To do
Write out the whole listing, matching it exactly.

Entries

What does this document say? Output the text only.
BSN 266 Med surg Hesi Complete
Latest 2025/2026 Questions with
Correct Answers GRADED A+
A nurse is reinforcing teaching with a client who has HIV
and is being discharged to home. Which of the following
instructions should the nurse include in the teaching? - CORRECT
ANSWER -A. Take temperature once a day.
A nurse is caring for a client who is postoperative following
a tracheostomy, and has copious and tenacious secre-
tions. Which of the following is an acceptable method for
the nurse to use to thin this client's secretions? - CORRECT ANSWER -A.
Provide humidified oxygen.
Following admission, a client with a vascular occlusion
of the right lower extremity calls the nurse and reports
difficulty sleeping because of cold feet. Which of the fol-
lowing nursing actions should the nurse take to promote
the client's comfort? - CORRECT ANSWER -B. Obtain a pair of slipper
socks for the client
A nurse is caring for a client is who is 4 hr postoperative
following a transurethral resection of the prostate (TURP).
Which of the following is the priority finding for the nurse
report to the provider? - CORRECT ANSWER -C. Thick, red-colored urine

Answer for this exercise
What does this document say? Output the text only.
BSN 266 Med surg Hesi Complete
Latest 2025/2026 Questions with
Correct Answers GRADED A+
A nurse is reinforcing teaching with a client who has HIV
and is being discharged to home. Which of the following
instructions should the nurse include in the teaching? - CORRECT
ANSWER -A. Take temperature once a day.
A nurse is caring for a client who is postoperative following
a tracheostomy, and has copious and tenacious secre-
tions. Which of the following is an acceptable method for
the nurse to use to thin this client's secretions? - CORRECT ANSWER -A.
Provide humidified oxygen.
Following admission, a client with a vascular occlusion
of the right lower extremity calls the nurse and reports
difficulty sleeping because of cold feet. Which of the fol-
lowing nursing actions should the nurse take to promote
the client's comfort? - CORRECT ANSWER -B. Obtain a pair of slipper
socks for the client
A nurse is caring for a client is who is 4 hr postoperative
following a transurethral resection of the prostate (TURP).
Which of the following is the priority finding for the nurse
report to the provider? - CORRECT ANSWER -C. Thick, red-colored urine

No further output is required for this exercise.